[Items from a figure collection]
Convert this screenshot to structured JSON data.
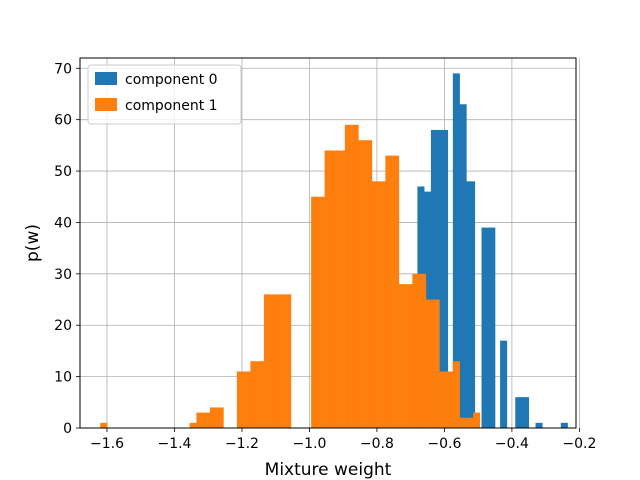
{
  "chart_data": {
    "type": "histogram",
    "xlabel": "Mixture weight",
    "ylabel": "p(w)",
    "xlim": [
      -1.68,
      -0.21
    ],
    "ylim": [
      0,
      72
    ],
    "xticks": [
      -1.6,
      -1.4,
      -1.2,
      -1.0,
      -0.8,
      -0.6,
      -0.4,
      -0.2
    ],
    "xtick_labels": [
      "−1.6",
      "−1.4",
      "−1.2",
      "−1.0",
      "−0.8",
      "−0.6",
      "−0.4",
      "−0.2"
    ],
    "yticks": [
      0,
      10,
      20,
      30,
      40,
      50,
      60,
      70
    ],
    "ytick_labels": [
      "0",
      "10",
      "20",
      "30",
      "40",
      "50",
      "60",
      "70"
    ],
    "grid": true,
    "legend_position": "top-left",
    "series": [
      {
        "name": "component 0",
        "color": "#1f77b4",
        "bins": [
          {
            "x0": -0.68,
            "x1": -0.66,
            "count": 47
          },
          {
            "x0": -0.66,
            "x1": -0.64,
            "count": 46
          },
          {
            "x0": -0.64,
            "x1": -0.615,
            "count": 58
          },
          {
            "x0": -0.615,
            "x1": -0.59,
            "count": 58
          },
          {
            "x0": -0.575,
            "x1": -0.555,
            "count": 69
          },
          {
            "x0": -0.555,
            "x1": -0.535,
            "count": 63
          },
          {
            "x0": -0.535,
            "x1": -0.51,
            "count": 48
          },
          {
            "x0": -0.49,
            "x1": -0.47,
            "count": 39
          },
          {
            "x0": -0.47,
            "x1": -0.45,
            "count": 39
          },
          {
            "x0": -0.435,
            "x1": -0.415,
            "count": 17
          },
          {
            "x0": -0.39,
            "x1": -0.37,
            "count": 6
          },
          {
            "x0": -0.37,
            "x1": -0.35,
            "count": 6
          },
          {
            "x0": -0.33,
            "x1": -0.31,
            "count": 1
          },
          {
            "x0": -0.255,
            "x1": -0.235,
            "count": 1
          }
        ]
      },
      {
        "name": "component 1",
        "color": "#ff7f0e",
        "bins": [
          {
            "x0": -1.62,
            "x1": -1.6,
            "count": 1
          },
          {
            "x0": -1.355,
            "x1": -1.335,
            "count": 1
          },
          {
            "x0": -1.335,
            "x1": -1.315,
            "count": 3
          },
          {
            "x0": -1.315,
            "x1": -1.295,
            "count": 3
          },
          {
            "x0": -1.295,
            "x1": -1.275,
            "count": 4
          },
          {
            "x0": -1.275,
            "x1": -1.255,
            "count": 4
          },
          {
            "x0": -1.215,
            "x1": -1.195,
            "count": 11
          },
          {
            "x0": -1.195,
            "x1": -1.175,
            "count": 11
          },
          {
            "x0": -1.175,
            "x1": -1.155,
            "count": 13
          },
          {
            "x0": -1.155,
            "x1": -1.135,
            "count": 13
          },
          {
            "x0": -1.135,
            "x1": -1.115,
            "count": 26
          },
          {
            "x0": -1.115,
            "x1": -1.095,
            "count": 26
          },
          {
            "x0": -1.095,
            "x1": -1.075,
            "count": 26
          },
          {
            "x0": -1.075,
            "x1": -1.055,
            "count": 26
          },
          {
            "x0": -0.995,
            "x1": -0.975,
            "count": 45
          },
          {
            "x0": -0.975,
            "x1": -0.955,
            "count": 45
          },
          {
            "x0": -0.955,
            "x1": -0.935,
            "count": 54
          },
          {
            "x0": -0.935,
            "x1": -0.915,
            "count": 54
          },
          {
            "x0": -0.915,
            "x1": -0.895,
            "count": 54
          },
          {
            "x0": -0.895,
            "x1": -0.875,
            "count": 59
          },
          {
            "x0": -0.875,
            "x1": -0.855,
            "count": 59
          },
          {
            "x0": -0.855,
            "x1": -0.835,
            "count": 56
          },
          {
            "x0": -0.835,
            "x1": -0.815,
            "count": 56
          },
          {
            "x0": -0.815,
            "x1": -0.795,
            "count": 48
          },
          {
            "x0": -0.795,
            "x1": -0.775,
            "count": 48
          },
          {
            "x0": -0.775,
            "x1": -0.755,
            "count": 53
          },
          {
            "x0": -0.755,
            "x1": -0.735,
            "count": 53
          },
          {
            "x0": -0.735,
            "x1": -0.715,
            "count": 28
          },
          {
            "x0": -0.715,
            "x1": -0.695,
            "count": 28
          },
          {
            "x0": -0.695,
            "x1": -0.675,
            "count": 30
          },
          {
            "x0": -0.675,
            "x1": -0.655,
            "count": 30
          },
          {
            "x0": -0.655,
            "x1": -0.635,
            "count": 25
          },
          {
            "x0": -0.635,
            "x1": -0.615,
            "count": 25
          },
          {
            "x0": -0.615,
            "x1": -0.595,
            "count": 11
          },
          {
            "x0": -0.595,
            "x1": -0.575,
            "count": 11
          },
          {
            "x0": -0.575,
            "x1": -0.555,
            "count": 13
          },
          {
            "x0": -0.555,
            "x1": -0.535,
            "count": 2
          },
          {
            "x0": -0.535,
            "x1": -0.515,
            "count": 2
          },
          {
            "x0": -0.515,
            "x1": -0.495,
            "count": 3
          }
        ]
      }
    ]
  }
}
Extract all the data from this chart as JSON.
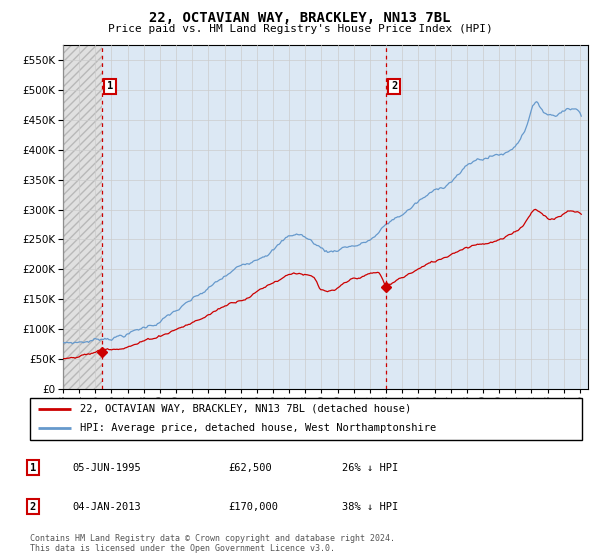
{
  "title": "22, OCTAVIAN WAY, BRACKLEY, NN13 7BL",
  "subtitle": "Price paid vs. HM Land Registry's House Price Index (HPI)",
  "xlim": [
    1993.0,
    2025.5
  ],
  "ylim": [
    0,
    575000
  ],
  "yticks": [
    0,
    50000,
    100000,
    150000,
    200000,
    250000,
    300000,
    350000,
    400000,
    450000,
    500000,
    550000
  ],
  "ytick_labels": [
    "£0",
    "£50K",
    "£100K",
    "£150K",
    "£200K",
    "£250K",
    "£300K",
    "£350K",
    "£400K",
    "£450K",
    "£500K",
    "£550K"
  ],
  "sale1_date": 1995.43,
  "sale1_price": 62500,
  "sale1_label": "1",
  "sale2_date": 2013.01,
  "sale2_price": 170000,
  "sale2_label": "2",
  "legend_line1": "22, OCTAVIAN WAY, BRACKLEY, NN13 7BL (detached house)",
  "legend_line2": "HPI: Average price, detached house, West Northamptonshire",
  "table_row1": [
    "1",
    "05-JUN-1995",
    "£62,500",
    "26% ↓ HPI"
  ],
  "table_row2": [
    "2",
    "04-JAN-2013",
    "£170,000",
    "38% ↓ HPI"
  ],
  "footer": "Contains HM Land Registry data © Crown copyright and database right 2024.\nThis data is licensed under the Open Government Licence v3.0.",
  "line_color_red": "#cc0000",
  "line_color_blue": "#6699cc",
  "grid_color": "#cccccc",
  "bg_color_hatch": "#e0e0e0",
  "bg_color_blue": "#dce8f4",
  "marker_color": "#cc0000",
  "box_color": "#cc0000"
}
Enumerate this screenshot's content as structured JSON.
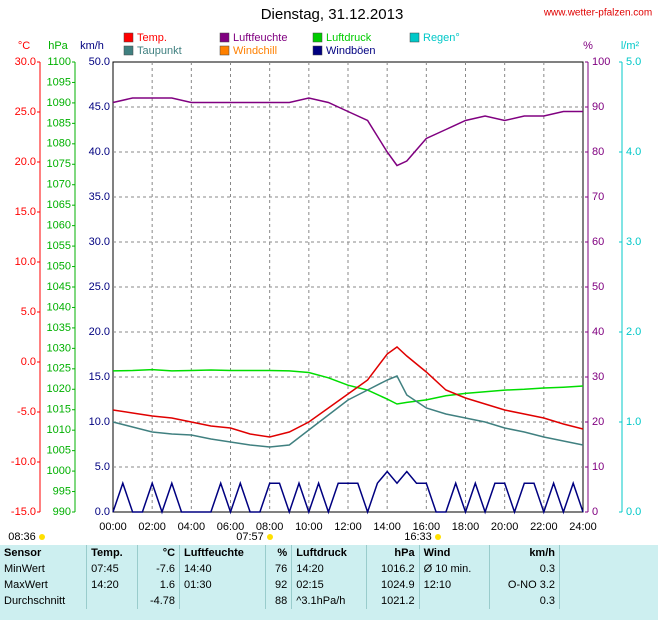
{
  "chart_data": {
    "type": "line",
    "title": "Dienstag, 31.12.2013",
    "site": "www.wetter-pfalzen.com",
    "grid": true,
    "legend": [
      {
        "name": "Temp.",
        "color": "#ff0000"
      },
      {
        "name": "Luftfeuchte",
        "color": "#800080"
      },
      {
        "name": "Luftdruck",
        "color": "#00cc00"
      },
      {
        "name": "Regen°",
        "color": "#00c8c8"
      },
      {
        "name": "Taupunkt",
        "color": "#408080"
      },
      {
        "name": "Windchill",
        "color": "#ff8000"
      },
      {
        "name": "Windböen",
        "color": "#000080"
      }
    ],
    "axes": [
      {
        "label": "°C",
        "color": "#ff0000",
        "ylim": [
          -15,
          30
        ],
        "yticks": [
          {
            "value": 30,
            "label": "30.0"
          },
          {
            "value": 25,
            "label": "25.0"
          },
          {
            "value": 20,
            "label": "20.0"
          },
          {
            "value": 15,
            "label": "15.0"
          },
          {
            "value": 10,
            "label": "10.0"
          },
          {
            "value": 5,
            "label": "5.0"
          },
          {
            "value": 0,
            "label": "0.0"
          },
          {
            "value": -5,
            "label": "-5.0"
          },
          {
            "value": -10,
            "label": "-10.0"
          },
          {
            "value": -15,
            "label": "-15.0"
          }
        ]
      },
      {
        "label": "hPa",
        "color": "#00b000",
        "ylim": [
          990,
          1100
        ],
        "yticks": [
          1100,
          1095,
          1090,
          1085,
          1080,
          1075,
          1070,
          1065,
          1060,
          1055,
          1050,
          1045,
          1040,
          1035,
          1030,
          1025,
          1020,
          1015,
          1010,
          1005,
          1000,
          995,
          990
        ]
      },
      {
        "label": "km/h",
        "color": "#000080",
        "ylim": [
          0,
          50
        ],
        "yticks": [
          {
            "value": 50,
            "label": "50.0"
          },
          {
            "value": 45,
            "label": "45.0"
          },
          {
            "value": 40,
            "label": "40.0"
          },
          {
            "value": 35,
            "label": "35.0"
          },
          {
            "value": 30,
            "label": "30.0"
          },
          {
            "value": 25,
            "label": "25.0"
          },
          {
            "value": 20,
            "label": "20.0"
          },
          {
            "value": 15,
            "label": "15.0"
          },
          {
            "value": 10,
            "label": "10.0"
          },
          {
            "value": 5,
            "label": "5.0"
          },
          {
            "value": 0,
            "label": "0.0"
          }
        ]
      },
      {
        "label": "%",
        "color": "#800080",
        "ylim": [
          0,
          100
        ],
        "yticks": [
          100,
          90,
          80,
          70,
          60,
          50,
          40,
          30,
          20,
          10,
          0
        ]
      },
      {
        "label": "l/m²",
        "color": "#00c8c8",
        "ylim": [
          0,
          5
        ],
        "yticks": [
          {
            "value": 5,
            "label": "5.0"
          },
          {
            "value": 4,
            "label": "4.0"
          },
          {
            "value": 3,
            "label": "3.0"
          },
          {
            "value": 2,
            "label": "2.0"
          },
          {
            "value": 1,
            "label": "1.0"
          },
          {
            "value": 0,
            "label": "0.0"
          }
        ]
      }
    ],
    "xlim": [
      0,
      24
    ],
    "xticks": [
      {
        "value": 0,
        "label": "00:00"
      },
      {
        "value": 2,
        "label": "02:00"
      },
      {
        "value": 4,
        "label": "04:00"
      },
      {
        "value": 6,
        "label": "06:00"
      },
      {
        "value": 8,
        "label": "08:00"
      },
      {
        "value": 10,
        "label": "10:00"
      },
      {
        "value": 12,
        "label": "12:00"
      },
      {
        "value": 14,
        "label": "14:00"
      },
      {
        "value": 16,
        "label": "16:00"
      },
      {
        "value": 18,
        "label": "18:00"
      },
      {
        "value": 20,
        "label": "20:00"
      },
      {
        "value": 22,
        "label": "22:00"
      },
      {
        "value": 24,
        "label": "24:00"
      }
    ],
    "x": [
      0,
      1,
      2,
      3,
      4,
      5,
      6,
      7,
      8,
      9,
      10,
      11,
      12,
      13,
      14,
      14.5,
      15,
      16,
      17,
      18,
      19,
      20,
      21,
      22,
      23,
      24
    ],
    "series": [
      {
        "legend": 1,
        "color": "#800080",
        "axis": 3,
        "values": [
          91,
          92,
          92,
          92,
          91,
          91,
          91,
          91,
          91,
          91,
          92,
          91,
          89,
          87,
          80,
          77,
          78,
          83,
          85,
          87,
          88,
          87,
          88,
          88,
          89,
          89
        ]
      },
      {
        "legend": 2,
        "color": "#00dd00",
        "axis": 1,
        "values": [
          1024.5,
          1024.6,
          1024.8,
          1024.5,
          1024.6,
          1024.7,
          1024.6,
          1024.6,
          1024.6,
          1024.5,
          1024.1,
          1022.8,
          1021.0,
          1019.8,
          1017.6,
          1016.4,
          1016.8,
          1017.4,
          1018.4,
          1019.0,
          1019.4,
          1019.8,
          1020.0,
          1020.3,
          1020.5,
          1020.8
        ]
      },
      {
        "legend": 4,
        "color": "#408080",
        "axis": 0,
        "values": [
          -6.0,
          -6.5,
          -7.0,
          -7.2,
          -7.3,
          -7.7,
          -8.0,
          -8.3,
          -8.5,
          -8.3,
          -6.8,
          -5.3,
          -3.8,
          -2.8,
          -1.8,
          -1.4,
          -3.3,
          -4.6,
          -5.2,
          -5.6,
          -6.0,
          -6.6,
          -7.0,
          -7.5,
          -7.9,
          -8.3
        ]
      },
      {
        "legend": 0,
        "color": "#e00000",
        "axis": 0,
        "values": [
          -4.8,
          -5.1,
          -5.4,
          -5.6,
          -6.0,
          -6.4,
          -6.6,
          -7.2,
          -7.5,
          -7.0,
          -6.0,
          -4.6,
          -3.2,
          -1.8,
          0.8,
          1.5,
          0.6,
          -1.0,
          -2.8,
          -3.6,
          -4.2,
          -4.8,
          -5.2,
          -5.6,
          -6.2,
          -6.7
        ]
      },
      {
        "legend": 6,
        "color": "#000080",
        "axis": 2,
        "x": [
          0,
          0.5,
          1,
          1.5,
          2,
          2.5,
          3,
          3.5,
          4,
          4.5,
          5,
          5.5,
          6,
          6.5,
          7,
          7.5,
          8,
          8.5,
          9,
          9.5,
          10,
          10.5,
          11,
          11.5,
          12,
          12.5,
          13,
          13.5,
          14,
          14.5,
          15,
          15.5,
          16,
          16.5,
          17,
          17.5,
          18,
          18.5,
          19,
          19.5,
          20,
          20.5,
          21,
          21.5,
          22,
          22.5,
          23,
          23.5,
          24
        ],
        "values": [
          0,
          3.2,
          0,
          0,
          3.2,
          0,
          3.2,
          0,
          0,
          0,
          0,
          3.2,
          0,
          3.2,
          0,
          0,
          3.2,
          3.2,
          0,
          3.2,
          0,
          3.2,
          0,
          3.2,
          3.2,
          3.2,
          0,
          3.2,
          4.5,
          3.2,
          4.5,
          3.2,
          3.2,
          0,
          0,
          3.2,
          0,
          3.2,
          0,
          3.2,
          3.2,
          0,
          3.2,
          3.2,
          0,
          3.2,
          0,
          3.2,
          0
        ]
      }
    ],
    "sun_labels": [
      "08:36",
      "07:57",
      "16:33"
    ]
  },
  "table": {
    "header": [
      "Sensor",
      "Temp.",
      "°C",
      "Luftfeuchte",
      "%",
      "Luftdruck",
      "hPa",
      "Wind",
      "km/h"
    ],
    "rows": [
      [
        "MinWert",
        "07:45",
        "-7.6",
        "14:40",
        "76",
        "14:20",
        "1016.2",
        "Ø 10 min.",
        "0.3"
      ],
      [
        "MaxWert",
        "14:20",
        "1.6",
        "01:30",
        "92",
        "02:15",
        "1024.9",
        "12:10",
        "O-NO 3.2"
      ],
      [
        "Durchschnitt",
        null,
        "-4.78",
        null,
        "88",
        "^3.1hPa/h",
        "1021.2",
        null,
        "0.3"
      ]
    ]
  }
}
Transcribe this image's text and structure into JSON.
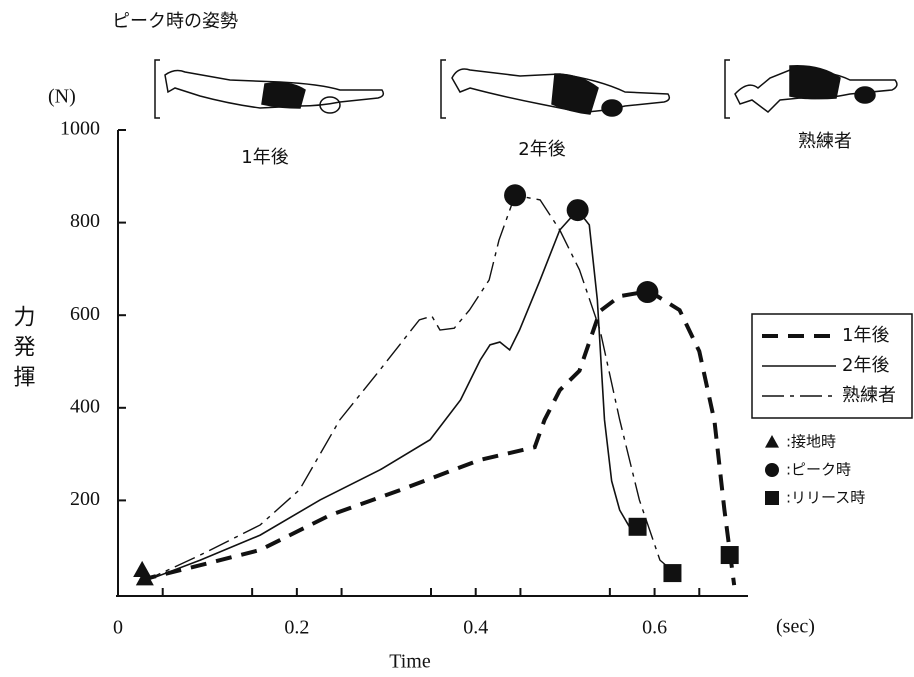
{
  "chart_data": {
    "type": "line",
    "header": "ピーク時の姿勢",
    "y_unit": "(N)",
    "x_unit": "(sec)",
    "x_label": "Time",
    "y_label": "力発揮",
    "figure_labels": [
      "1年後",
      "2年後",
      "熟練者"
    ],
    "xlim": [
      0,
      0.7
    ],
    "ylim": [
      0,
      1000
    ],
    "xticks": [
      0,
      0.2,
      0.4,
      0.6
    ],
    "yticks": [
      200,
      400,
      600,
      800,
      1000
    ],
    "series": [
      {
        "name": "1年後",
        "color": "#111111",
        "dash": "long",
        "width": 4,
        "x": [
          0.025,
          0.092,
          0.159,
          0.237,
          0.315,
          0.404,
          0.466,
          0.477,
          0.494,
          0.516,
          0.539,
          0.561,
          0.594,
          0.628,
          0.65,
          0.667,
          0.678,
          0.689
        ],
        "values": [
          28,
          60,
          93,
          168,
          222,
          287,
          315,
          374,
          438,
          480,
          609,
          641,
          652,
          611,
          522,
          371,
          181,
          17
        ]
      },
      {
        "name": "2年後",
        "color": "#111111",
        "dash": "solid",
        "width": 1.6,
        "x": [
          0.025,
          0.092,
          0.159,
          0.226,
          0.293,
          0.349,
          0.383,
          0.405,
          0.416,
          0.427,
          0.438,
          0.449,
          0.472,
          0.494,
          0.514,
          0.527,
          0.536,
          0.544,
          0.552,
          0.561,
          0.574,
          0.583
        ],
        "values": [
          22,
          71,
          125,
          201,
          266,
          331,
          417,
          503,
          536,
          542,
          525,
          568,
          676,
          784,
          827,
          795,
          633,
          374,
          242,
          179,
          136,
          140
        ]
      },
      {
        "name": "熟練者",
        "color": "#111111",
        "dash": "longshort",
        "width": 1.4,
        "x": [
          0.025,
          0.092,
          0.159,
          0.203,
          0.248,
          0.293,
          0.337,
          0.351,
          0.36,
          0.376,
          0.393,
          0.415,
          0.426,
          0.444,
          0.472,
          0.494,
          0.516,
          0.539,
          0.561,
          0.583,
          0.606,
          0.623
        ],
        "values": [
          22,
          82,
          147,
          223,
          374,
          482,
          590,
          598,
          568,
          572,
          611,
          676,
          762,
          859,
          849,
          784,
          698,
          568,
          374,
          201,
          71,
          43
        ]
      }
    ],
    "markers": [
      {
        "label": ":接地時",
        "shape": "triangle",
        "points": [
          {
            "x": 0.027,
            "y": 50
          },
          {
            "x": 0.03,
            "y": 32
          }
        ]
      },
      {
        "label": ":ピーク時",
        "shape": "circle",
        "points": [
          {
            "x": 0.592,
            "y": 650
          },
          {
            "x": 0.514,
            "y": 827
          },
          {
            "x": 0.444,
            "y": 859
          }
        ]
      },
      {
        "label": ":リリース時",
        "shape": "square",
        "points": [
          {
            "x": 0.684,
            "y": 82
          },
          {
            "x": 0.581,
            "y": 143
          },
          {
            "x": 0.62,
            "y": 43
          }
        ]
      }
    ]
  }
}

Short exercise.
Look over the listing above. Pick out and copy every line that includes "screenshot".

Full answer.
Convert this screenshot to structured JSON data.
Enumerate this screenshot's content as structured JSON.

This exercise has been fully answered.